# THE PROBLEM:
Determine the count of lines holding "name" and give that count alone.

━━━

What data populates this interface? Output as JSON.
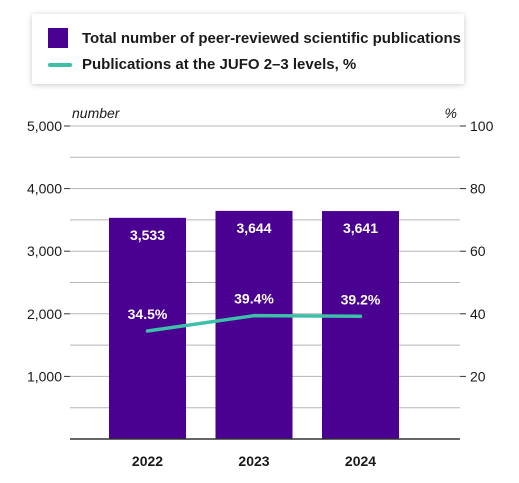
{
  "chart_data": {
    "type": "bar+line",
    "categories": [
      "2022",
      "2023",
      "2024"
    ],
    "series": [
      {
        "name": "Total number of peer-reviewed scientific publications",
        "type": "bar",
        "axis": "left",
        "values": [
          3533,
          3644,
          3641
        ],
        "labels": [
          "3,533",
          "3,644",
          "3,641"
        ],
        "color": "#4a0090"
      },
      {
        "name": "Publications at the JUFO 2–3 levels, %",
        "type": "line",
        "axis": "right",
        "values": [
          34.5,
          39.4,
          39.2
        ],
        "labels": [
          "34.5%",
          "39.4%",
          "39.2%"
        ],
        "color": "#3dbfa8"
      }
    ],
    "left_axis": {
      "label": "number",
      "ylim": [
        0,
        5000
      ],
      "ticks": [
        1000,
        2000,
        3000,
        4000,
        5000
      ],
      "tick_labels": [
        "1,000",
        "2,000",
        "3,000",
        "4,000",
        "5,000"
      ]
    },
    "right_axis": {
      "label": "%",
      "ylim": [
        0,
        100
      ],
      "ticks": [
        20,
        40,
        60,
        80,
        100
      ],
      "tick_labels": [
        "20",
        "40",
        "60",
        "80",
        "100"
      ]
    },
    "grid": true,
    "legend": "top"
  }
}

━━━

# RESPONSE FOR THIS EXERCISE:
2